Task inputs →
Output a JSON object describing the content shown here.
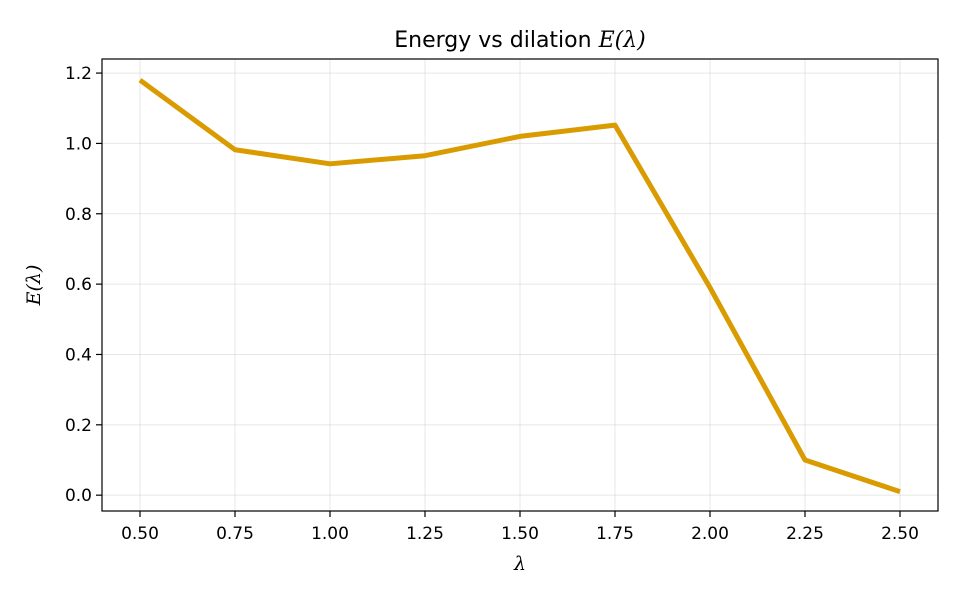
{
  "chart_data": {
    "type": "line",
    "title": "Energy vs dilation E(λ)",
    "title_plain": "Energy vs dilation ",
    "title_math": "E(λ)",
    "xlabel": "λ",
    "ylabel": "E(λ)",
    "x": [
      0.5,
      0.75,
      1.0,
      1.25,
      1.5,
      1.75,
      2.0,
      2.25,
      2.5
    ],
    "series": [
      {
        "values": [
          1.18,
          0.982,
          0.942,
          0.965,
          1.02,
          1.052,
          0.59,
          0.1,
          0.01
        ],
        "color": "#d99b00"
      }
    ],
    "xlim": [
      0.4,
      2.6
    ],
    "ylim": [
      -0.045,
      1.24
    ],
    "xticks": [
      "0.50",
      "0.75",
      "1.00",
      "1.25",
      "1.50",
      "1.75",
      "2.00",
      "2.25",
      "2.50"
    ],
    "xtick_values": [
      0.5,
      0.75,
      1.0,
      1.25,
      1.5,
      1.75,
      2.0,
      2.25,
      2.5
    ],
    "yticks": [
      "0.0",
      "0.2",
      "0.4",
      "0.6",
      "0.8",
      "1.0",
      "1.2"
    ],
    "ytick_values": [
      0.0,
      0.2,
      0.4,
      0.6,
      0.8,
      1.0,
      1.2
    ],
    "grid": true,
    "legend": "none"
  }
}
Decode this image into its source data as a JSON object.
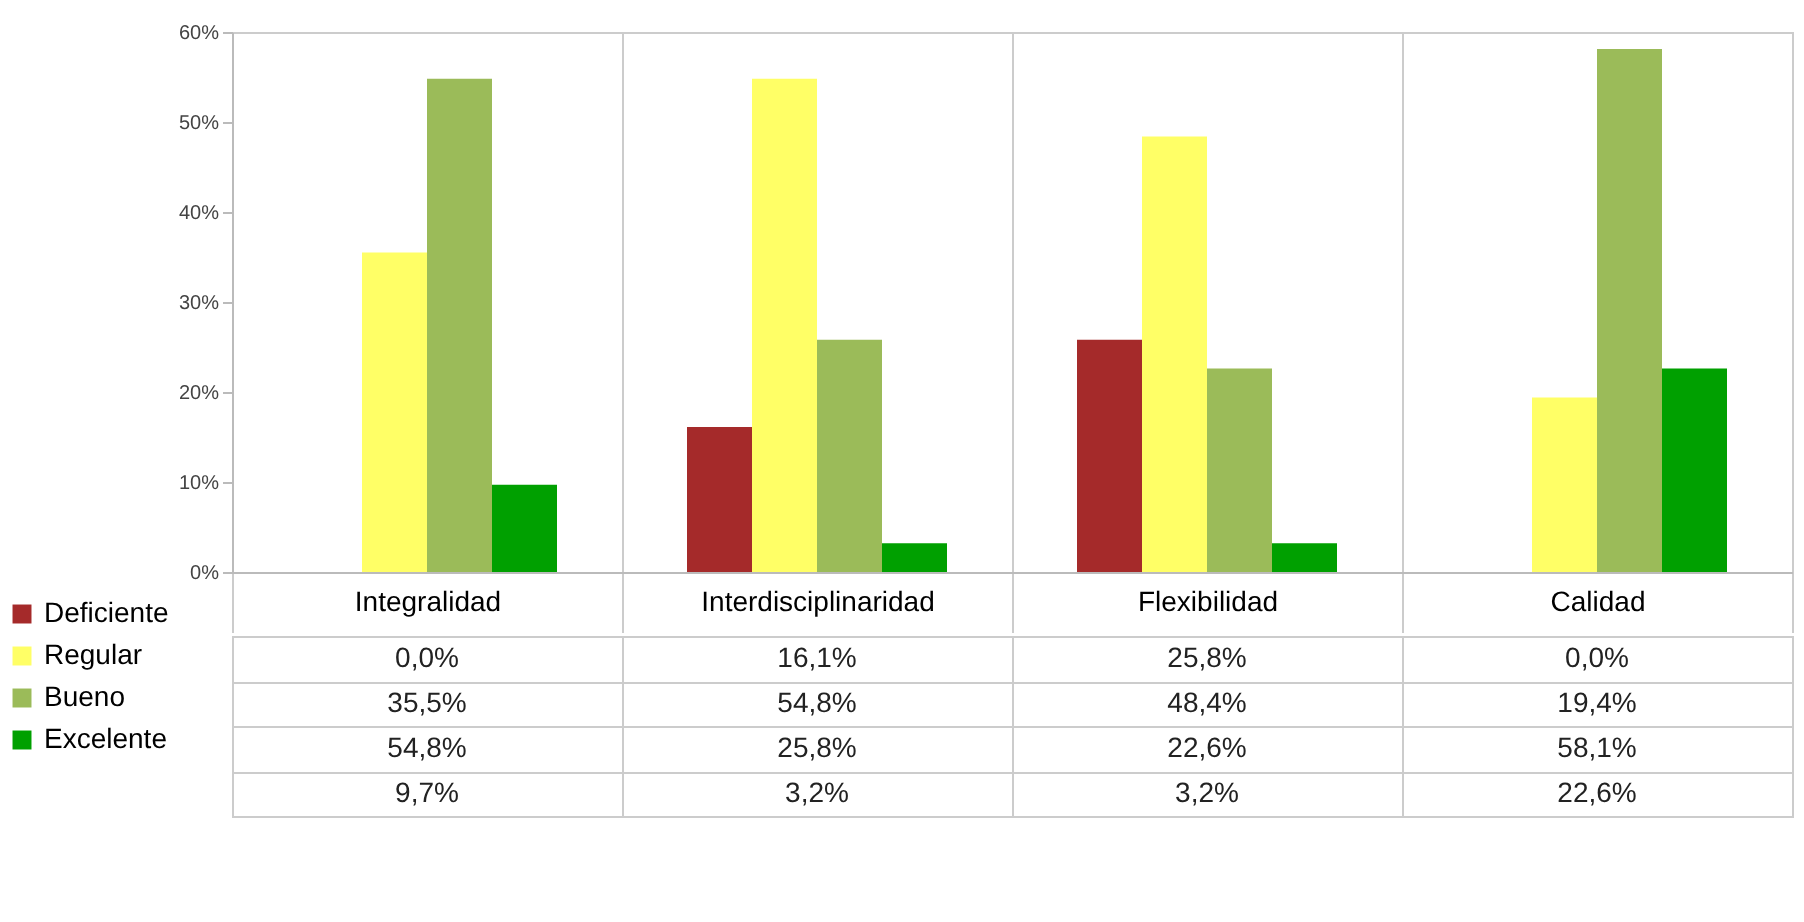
{
  "chart_data": {
    "type": "bar",
    "categories": [
      "Integralidad",
      "Interdisciplinaridad",
      "Flexibilidad",
      "Calidad"
    ],
    "series": [
      {
        "name": "Deficiente",
        "color": "#a52a2a",
        "values": [
          0.0,
          16.1,
          25.8,
          0.0
        ],
        "value_labels": [
          "0,0%",
          "16,1%",
          "25,8%",
          "0,0%"
        ]
      },
      {
        "name": "Regular",
        "color": "#ffff66",
        "values": [
          35.5,
          54.8,
          48.4,
          19.4
        ],
        "value_labels": [
          "35,5%",
          "54,8%",
          "48,4%",
          "19,4%"
        ]
      },
      {
        "name": "Bueno",
        "color": "#9bbb59",
        "values": [
          54.8,
          25.8,
          22.6,
          58.1
        ],
        "value_labels": [
          "54,8%",
          "25,8%",
          "22,6%",
          "58,1%"
        ]
      },
      {
        "name": "Excelente",
        "color": "#00a000",
        "values": [
          9.7,
          3.2,
          3.2,
          22.6
        ],
        "value_labels": [
          "9,7%",
          "3,2%",
          "3,2%",
          "22,6%"
        ]
      }
    ],
    "ylim": [
      0,
      60
    ],
    "yticks": [
      {
        "value": 0,
        "label": "0%"
      },
      {
        "value": 10,
        "label": "10%"
      },
      {
        "value": 20,
        "label": "20%"
      },
      {
        "value": 30,
        "label": "30%"
      },
      {
        "value": 40,
        "label": "40%"
      },
      {
        "value": 50,
        "label": "50%"
      },
      {
        "value": 60,
        "label": "60%"
      }
    ],
    "grid": false,
    "legend": "bottom left"
  }
}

Instruction →
Images must not appear in the copy; reproduce everything else in the records verbatim.

Answer for this exercise →
Output a JSON object describing the content shown here.
{
  "chart_data": {
    "type": "line",
    "title": "Energy vs dilation E(λ)",
    "title_plain": "Energy vs dilation ",
    "title_math": "E(λ)",
    "xlabel": "λ",
    "ylabel": "E(λ)",
    "x": [
      0.5,
      0.75,
      1.0,
      1.25,
      1.5,
      1.75,
      2.0,
      2.25,
      2.5
    ],
    "series": [
      {
        "values": [
          1.18,
          0.982,
          0.942,
          0.965,
          1.02,
          1.052,
          0.59,
          0.1,
          0.01
        ],
        "color": "#d99b00"
      }
    ],
    "xlim": [
      0.4,
      2.6
    ],
    "ylim": [
      -0.045,
      1.24
    ],
    "xticks": [
      "0.50",
      "0.75",
      "1.00",
      "1.25",
      "1.50",
      "1.75",
      "2.00",
      "2.25",
      "2.50"
    ],
    "xtick_values": [
      0.5,
      0.75,
      1.0,
      1.25,
      1.5,
      1.75,
      2.0,
      2.25,
      2.5
    ],
    "yticks": [
      "0.0",
      "0.2",
      "0.4",
      "0.6",
      "0.8",
      "1.0",
      "1.2"
    ],
    "ytick_values": [
      0.0,
      0.2,
      0.4,
      0.6,
      0.8,
      1.0,
      1.2
    ],
    "grid": true,
    "legend": "none"
  }
}
Decode this image into its source data as a JSON object.
{
  "chart_data": {
    "type": "bar",
    "categories": [
      "Integralidad",
      "Interdisciplinaridad",
      "Flexibilidad",
      "Calidad"
    ],
    "series": [
      {
        "name": "Deficiente",
        "color": "#a52a2a",
        "values": [
          0.0,
          16.1,
          25.8,
          0.0
        ],
        "value_labels": [
          "0,0%",
          "16,1%",
          "25,8%",
          "0,0%"
        ]
      },
      {
        "name": "Regular",
        "color": "#ffff66",
        "values": [
          35.5,
          54.8,
          48.4,
          19.4
        ],
        "value_labels": [
          "35,5%",
          "54,8%",
          "48,4%",
          "19,4%"
        ]
      },
      {
        "name": "Bueno",
        "color": "#9bbb59",
        "values": [
          54.8,
          25.8,
          22.6,
          58.1
        ],
        "value_labels": [
          "54,8%",
          "25,8%",
          "22,6%",
          "58,1%"
        ]
      },
      {
        "name": "Excelente",
        "color": "#00a000",
        "values": [
          9.7,
          3.2,
          3.2,
          22.6
        ],
        "value_labels": [
          "9,7%",
          "3,2%",
          "3,2%",
          "22,6%"
        ]
      }
    ],
    "ylim": [
      0,
      60
    ],
    "yticks": [
      {
        "value": 0,
        "label": "0%"
      },
      {
        "value": 10,
        "label": "10%"
      },
      {
        "value": 20,
        "label": "20%"
      },
      {
        "value": 30,
        "label": "30%"
      },
      {
        "value": 40,
        "label": "40%"
      },
      {
        "value": 50,
        "label": "50%"
      },
      {
        "value": 60,
        "label": "60%"
      }
    ],
    "grid": false,
    "legend": "bottom left"
  }
}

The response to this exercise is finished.